Reproduce the listing below line for line, keeping every character unchanged.

— BEGIN Recorded information —

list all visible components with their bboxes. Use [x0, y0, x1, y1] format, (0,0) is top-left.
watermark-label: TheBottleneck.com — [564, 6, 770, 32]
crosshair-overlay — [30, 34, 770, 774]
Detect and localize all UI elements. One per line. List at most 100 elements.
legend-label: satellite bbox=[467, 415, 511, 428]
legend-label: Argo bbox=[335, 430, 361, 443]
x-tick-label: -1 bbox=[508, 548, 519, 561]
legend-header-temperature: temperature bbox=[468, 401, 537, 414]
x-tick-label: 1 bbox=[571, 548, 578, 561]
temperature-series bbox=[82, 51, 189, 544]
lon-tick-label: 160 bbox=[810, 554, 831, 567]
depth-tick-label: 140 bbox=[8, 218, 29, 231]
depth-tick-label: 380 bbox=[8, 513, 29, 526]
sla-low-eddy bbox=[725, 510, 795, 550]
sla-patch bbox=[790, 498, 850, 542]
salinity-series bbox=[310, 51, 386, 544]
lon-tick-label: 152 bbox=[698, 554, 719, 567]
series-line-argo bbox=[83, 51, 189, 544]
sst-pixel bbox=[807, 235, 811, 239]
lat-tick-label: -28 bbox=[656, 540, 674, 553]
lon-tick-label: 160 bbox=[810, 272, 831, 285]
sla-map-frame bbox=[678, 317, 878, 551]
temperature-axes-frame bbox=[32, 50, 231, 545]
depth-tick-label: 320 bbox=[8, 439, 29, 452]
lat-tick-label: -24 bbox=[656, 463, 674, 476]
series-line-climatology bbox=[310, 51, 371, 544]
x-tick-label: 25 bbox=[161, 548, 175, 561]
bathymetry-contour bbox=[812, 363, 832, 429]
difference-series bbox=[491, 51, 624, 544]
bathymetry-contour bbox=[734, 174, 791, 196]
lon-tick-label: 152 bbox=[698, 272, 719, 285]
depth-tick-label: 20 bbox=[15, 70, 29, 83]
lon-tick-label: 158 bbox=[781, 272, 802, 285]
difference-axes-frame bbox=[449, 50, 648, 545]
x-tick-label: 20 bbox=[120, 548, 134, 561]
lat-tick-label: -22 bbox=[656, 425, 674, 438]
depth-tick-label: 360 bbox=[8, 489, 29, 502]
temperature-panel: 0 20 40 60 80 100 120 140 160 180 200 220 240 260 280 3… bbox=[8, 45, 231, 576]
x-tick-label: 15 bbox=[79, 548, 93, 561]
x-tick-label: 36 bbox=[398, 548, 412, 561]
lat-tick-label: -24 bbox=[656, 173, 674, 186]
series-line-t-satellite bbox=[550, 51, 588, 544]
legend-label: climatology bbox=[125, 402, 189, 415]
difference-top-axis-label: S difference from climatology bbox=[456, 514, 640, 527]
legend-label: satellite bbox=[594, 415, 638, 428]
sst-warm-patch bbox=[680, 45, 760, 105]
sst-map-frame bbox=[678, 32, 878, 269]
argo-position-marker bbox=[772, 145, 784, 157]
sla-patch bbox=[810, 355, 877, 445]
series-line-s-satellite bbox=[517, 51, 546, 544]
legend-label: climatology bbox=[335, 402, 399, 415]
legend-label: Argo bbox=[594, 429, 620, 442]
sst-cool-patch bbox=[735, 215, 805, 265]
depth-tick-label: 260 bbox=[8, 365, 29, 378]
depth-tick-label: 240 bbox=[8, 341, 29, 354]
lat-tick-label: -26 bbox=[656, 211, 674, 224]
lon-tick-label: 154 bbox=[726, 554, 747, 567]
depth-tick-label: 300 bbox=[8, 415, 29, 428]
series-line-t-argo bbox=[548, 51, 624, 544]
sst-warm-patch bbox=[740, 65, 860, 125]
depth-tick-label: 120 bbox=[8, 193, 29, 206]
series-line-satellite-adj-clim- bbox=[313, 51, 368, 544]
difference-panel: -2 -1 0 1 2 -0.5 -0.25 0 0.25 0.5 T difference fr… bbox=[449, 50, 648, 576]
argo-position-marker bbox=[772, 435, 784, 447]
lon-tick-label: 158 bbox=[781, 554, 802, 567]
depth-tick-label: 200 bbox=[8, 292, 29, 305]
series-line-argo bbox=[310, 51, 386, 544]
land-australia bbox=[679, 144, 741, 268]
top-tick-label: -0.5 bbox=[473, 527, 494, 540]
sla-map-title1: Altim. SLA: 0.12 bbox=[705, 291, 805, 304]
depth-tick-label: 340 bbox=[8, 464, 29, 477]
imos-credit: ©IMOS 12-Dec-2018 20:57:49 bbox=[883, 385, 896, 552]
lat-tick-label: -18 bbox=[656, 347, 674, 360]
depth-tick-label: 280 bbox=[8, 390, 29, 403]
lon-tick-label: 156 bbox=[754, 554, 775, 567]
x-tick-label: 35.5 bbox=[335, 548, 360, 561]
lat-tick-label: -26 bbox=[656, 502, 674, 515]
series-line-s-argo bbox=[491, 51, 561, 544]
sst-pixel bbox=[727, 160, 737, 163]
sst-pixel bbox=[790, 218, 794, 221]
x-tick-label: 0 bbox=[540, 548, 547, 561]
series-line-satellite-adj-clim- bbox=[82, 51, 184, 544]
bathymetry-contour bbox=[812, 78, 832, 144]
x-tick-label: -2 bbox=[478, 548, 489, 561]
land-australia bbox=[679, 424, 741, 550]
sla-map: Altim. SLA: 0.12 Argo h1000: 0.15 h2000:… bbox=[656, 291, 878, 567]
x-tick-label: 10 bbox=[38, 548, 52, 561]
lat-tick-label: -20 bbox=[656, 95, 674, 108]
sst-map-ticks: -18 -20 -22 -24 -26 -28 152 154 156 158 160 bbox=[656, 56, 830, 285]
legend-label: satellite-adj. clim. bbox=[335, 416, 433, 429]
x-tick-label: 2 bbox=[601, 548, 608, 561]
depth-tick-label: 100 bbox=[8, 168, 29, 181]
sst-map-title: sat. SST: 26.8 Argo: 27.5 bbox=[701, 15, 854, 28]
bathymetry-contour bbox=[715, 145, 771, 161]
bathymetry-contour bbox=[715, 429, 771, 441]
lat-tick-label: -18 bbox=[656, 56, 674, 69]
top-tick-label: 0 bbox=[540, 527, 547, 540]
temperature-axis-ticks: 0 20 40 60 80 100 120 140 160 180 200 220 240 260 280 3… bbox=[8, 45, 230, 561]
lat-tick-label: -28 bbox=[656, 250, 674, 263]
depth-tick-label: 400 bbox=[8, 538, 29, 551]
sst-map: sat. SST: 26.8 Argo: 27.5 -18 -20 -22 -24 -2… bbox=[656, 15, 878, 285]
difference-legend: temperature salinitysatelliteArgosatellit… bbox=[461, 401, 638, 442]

— END Recorded information —

• Task result:
list all visible components with their bboxes. Use [x0, y0, x1, y1] format, (0,0) is top-left.
watermark-label: TheBottleneck.com — [564, 6, 770, 32]
crosshair-overlay — [30, 34, 770, 774]
Detect and localize all UI elements. One per line. List at most 100 elements.
legend-label: satellite bbox=[467, 415, 511, 428]
legend-label: Argo bbox=[335, 430, 361, 443]
x-tick-label: -1 bbox=[508, 548, 519, 561]
legend-header-temperature: temperature bbox=[468, 401, 537, 414]
x-tick-label: 1 bbox=[571, 548, 578, 561]
temperature-series bbox=[82, 51, 189, 544]
lon-tick-label: 160 bbox=[810, 554, 831, 567]
depth-tick-label: 140 bbox=[8, 218, 29, 231]
depth-tick-label: 380 bbox=[8, 513, 29, 526]
sla-low-eddy bbox=[725, 510, 795, 550]
sla-patch bbox=[790, 498, 850, 542]
salinity-series bbox=[310, 51, 386, 544]
lon-tick-label: 152 bbox=[698, 554, 719, 567]
series-line-argo bbox=[83, 51, 189, 544]
sst-pixel bbox=[807, 235, 811, 239]
lat-tick-label: -28 bbox=[656, 540, 674, 553]
lon-tick-label: 160 bbox=[810, 272, 831, 285]
sla-map-frame bbox=[678, 317, 878, 551]
temperature-axes-frame bbox=[32, 50, 231, 545]
depth-tick-label: 320 bbox=[8, 439, 29, 452]
lat-tick-label: -24 bbox=[656, 463, 674, 476]
series-line-climatology bbox=[310, 51, 371, 544]
x-tick-label: 25 bbox=[161, 548, 175, 561]
bathymetry-contour bbox=[812, 363, 832, 429]
difference-series bbox=[491, 51, 624, 544]
bathymetry-contour bbox=[734, 174, 791, 196]
lon-tick-label: 152 bbox=[698, 272, 719, 285]
depth-tick-label: 20 bbox=[15, 70, 29, 83]
lon-tick-label: 158 bbox=[781, 272, 802, 285]
difference-axes-frame bbox=[449, 50, 648, 545]
x-tick-label: 20 bbox=[120, 548, 134, 561]
lat-tick-label: -22 bbox=[656, 425, 674, 438]
depth-tick-label: 360 bbox=[8, 489, 29, 502]
temperature-panel: 0 20 40 60 80 100 120 140 160 180 200 220 240 260 280 3… bbox=[8, 45, 231, 576]
x-tick-label: 15 bbox=[79, 548, 93, 561]
x-tick-label: 36 bbox=[398, 548, 412, 561]
lat-tick-label: -24 bbox=[656, 173, 674, 186]
series-line-t-satellite bbox=[550, 51, 588, 544]
legend-label: climatology bbox=[125, 402, 189, 415]
difference-top-axis-label: S difference from climatology bbox=[456, 514, 640, 527]
legend-label: satellite bbox=[594, 415, 638, 428]
sst-warm-patch bbox=[680, 45, 760, 105]
sst-map-frame bbox=[678, 32, 878, 269]
argo-position-marker bbox=[772, 145, 784, 157]
sla-patch bbox=[810, 355, 877, 445]
series-line-s-satellite bbox=[517, 51, 546, 544]
legend-label: climatology bbox=[335, 402, 399, 415]
legend-label: Argo bbox=[594, 429, 620, 442]
sst-cool-patch bbox=[735, 215, 805, 265]
depth-tick-label: 260 bbox=[8, 365, 29, 378]
depth-tick-label: 240 bbox=[8, 341, 29, 354]
lat-tick-label: -26 bbox=[656, 211, 674, 224]
lon-tick-label: 154 bbox=[726, 554, 747, 567]
depth-tick-label: 300 bbox=[8, 415, 29, 428]
series-line-t-argo bbox=[548, 51, 624, 544]
sst-warm-patch bbox=[740, 65, 860, 125]
depth-tick-label: 120 bbox=[8, 193, 29, 206]
series-line-satellite-adj-clim- bbox=[313, 51, 368, 544]
difference-panel: -2 -1 0 1 2 -0.5 -0.25 0 0.25 0.5 T difference fr… bbox=[449, 50, 648, 576]
argo-position-marker bbox=[772, 435, 784, 447]
lon-tick-label: 158 bbox=[781, 554, 802, 567]
depth-tick-label: 200 bbox=[8, 292, 29, 305]
series-line-argo bbox=[310, 51, 386, 544]
land-australia bbox=[679, 144, 741, 268]
top-tick-label: -0.5 bbox=[473, 527, 494, 540]
sla-map-title1: Altim. SLA: 0.12 bbox=[705, 291, 805, 304]
depth-tick-label: 340 bbox=[8, 464, 29, 477]
imos-credit: ©IMOS 12-Dec-2018 20:57:49 bbox=[883, 385, 896, 552]
lat-tick-label: -18 bbox=[656, 347, 674, 360]
depth-tick-label: 280 bbox=[8, 390, 29, 403]
lon-tick-label: 156 bbox=[754, 554, 775, 567]
x-tick-label: 35.5 bbox=[335, 548, 360, 561]
lat-tick-label: -26 bbox=[656, 502, 674, 515]
series-line-s-argo bbox=[491, 51, 561, 544]
sst-pixel bbox=[727, 160, 737, 163]
sst-pixel bbox=[790, 218, 794, 221]
x-tick-label: 0 bbox=[540, 548, 547, 561]
series-line-satellite-adj-clim- bbox=[82, 51, 184, 544]
bathymetry-contour bbox=[812, 78, 832, 144]
x-tick-label: -2 bbox=[478, 548, 489, 561]
land-australia bbox=[679, 424, 741, 550]
sla-map: Altim. SLA: 0.12 Argo h1000: 0.15 h2000:… bbox=[656, 291, 878, 567]
x-tick-label: 10 bbox=[38, 548, 52, 561]
lat-tick-label: -20 bbox=[656, 95, 674, 108]
sst-map-ticks: -18 -20 -22 -24 -26 -28 152 154 156 158 160 bbox=[656, 56, 830, 285]
legend-label: satellite-adj. clim. bbox=[335, 416, 433, 429]
x-tick-label: 2 bbox=[601, 548, 608, 561]
depth-tick-label: 100 bbox=[8, 168, 29, 181]
sst-map-title: sat. SST: 26.8 Argo: 27.5 bbox=[701, 15, 854, 28]
bathymetry-contour bbox=[715, 145, 771, 161]
bathymetry-contour bbox=[715, 429, 771, 441]
lat-tick-label: -18 bbox=[656, 56, 674, 69]
top-tick-label: 0 bbox=[540, 527, 547, 540]
temperature-axis-ticks: 0 20 40 60 80 100 120 140 160 180 200 220 240 260 280 3… bbox=[8, 45, 230, 561]
lat-tick-label: -28 bbox=[656, 250, 674, 263]
depth-tick-label: 400 bbox=[8, 538, 29, 551]
sst-map: sat. SST: 26.8 Argo: 27.5 -18 -20 -22 -24 -2… bbox=[656, 15, 878, 285]
difference-legend: temperature salinitysatelliteArgosatellit… bbox=[461, 401, 638, 442]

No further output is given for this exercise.